The task
Without omitting anything, retype the data that follows.

Saved entries
::::

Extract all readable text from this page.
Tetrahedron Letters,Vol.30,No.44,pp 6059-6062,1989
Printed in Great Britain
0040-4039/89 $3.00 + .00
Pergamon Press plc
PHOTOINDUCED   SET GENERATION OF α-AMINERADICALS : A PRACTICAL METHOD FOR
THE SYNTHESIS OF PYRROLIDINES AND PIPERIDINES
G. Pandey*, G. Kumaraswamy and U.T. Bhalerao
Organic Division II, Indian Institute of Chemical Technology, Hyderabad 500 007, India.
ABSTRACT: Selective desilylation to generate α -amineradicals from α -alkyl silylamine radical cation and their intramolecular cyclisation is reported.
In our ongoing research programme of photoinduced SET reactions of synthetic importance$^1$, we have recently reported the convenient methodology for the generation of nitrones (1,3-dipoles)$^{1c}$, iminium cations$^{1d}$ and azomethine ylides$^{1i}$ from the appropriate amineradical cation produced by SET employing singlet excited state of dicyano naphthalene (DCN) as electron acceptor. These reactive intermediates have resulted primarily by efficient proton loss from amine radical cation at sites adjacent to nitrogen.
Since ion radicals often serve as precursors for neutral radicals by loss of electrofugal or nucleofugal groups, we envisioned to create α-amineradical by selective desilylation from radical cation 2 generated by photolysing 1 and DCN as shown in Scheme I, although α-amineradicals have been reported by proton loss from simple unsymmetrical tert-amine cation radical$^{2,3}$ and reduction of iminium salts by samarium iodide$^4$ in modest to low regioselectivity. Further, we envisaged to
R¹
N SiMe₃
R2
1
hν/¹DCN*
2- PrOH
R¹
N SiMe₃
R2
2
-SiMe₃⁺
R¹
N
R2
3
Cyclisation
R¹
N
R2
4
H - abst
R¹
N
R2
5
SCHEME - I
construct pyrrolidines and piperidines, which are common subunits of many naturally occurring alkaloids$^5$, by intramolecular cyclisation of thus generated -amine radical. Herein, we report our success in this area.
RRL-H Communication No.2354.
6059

::::

Result of the task
Extract all readable text from this page.
Tetrahedron Letters,Vol.30,No.44,pp 6059-6062,1989
Printed in Great Britain
0040-4039/89 $3.00 + .00
Pergamon Press plc
PHOTOINDUCED   SET GENERATION OF α-AMINERADICALS : A PRACTICAL METHOD FOR
THE SYNTHESIS OF PYRROLIDINES AND PIPERIDINES
G. Pandey*, G. Kumaraswamy and U.T. Bhalerao
Organic Division II, Indian Institute of Chemical Technology, Hyderabad 500 007, India.
ABSTRACT: Selective desilylation to generate α -amineradicals from α -alkyl silylamine radical cation and their intramolecular cyclisation is reported.
In our ongoing research programme of photoinduced SET reactions of synthetic importance$^1$, we have recently reported the convenient methodology for the generation of nitrones (1,3-dipoles)$^{1c}$, iminium cations$^{1d}$ and azomethine ylides$^{1i}$ from the appropriate amineradical cation produced by SET employing singlet excited state of dicyano naphthalene (DCN) as electron acceptor. These reactive intermediates have resulted primarily by efficient proton loss from amine radical cation at sites adjacent to nitrogen.
Since ion radicals often serve as precursors for neutral radicals by loss of electrofugal or nucleofugal groups, we envisioned to create α-amineradical by selective desilylation from radical cation 2 generated by photolysing 1 and DCN as shown in Scheme I, although α-amineradicals have been reported by proton loss from simple unsymmetrical tert-amine cation radical$^{2,3}$ and reduction of iminium salts by samarium iodide$^4$ in modest to low regioselectivity. Further, we envisaged to
R¹
N SiMe₃
R2
1
hν/¹DCN*
2- PrOH
R¹
N SiMe₃
R2
2
-SiMe₃⁺
R¹
N
R2
3
Cyclisation
R¹
N
R2
4
H - abst
R¹
N
R2
5
SCHEME - I
construct pyrrolidines and piperidines, which are common subunits of many naturally occurring alkaloids$^5$, by intramolecular cyclisation of thus generated -amine radical. Herein, we report our success in this area.
RRL-H Communication No.2354.
6059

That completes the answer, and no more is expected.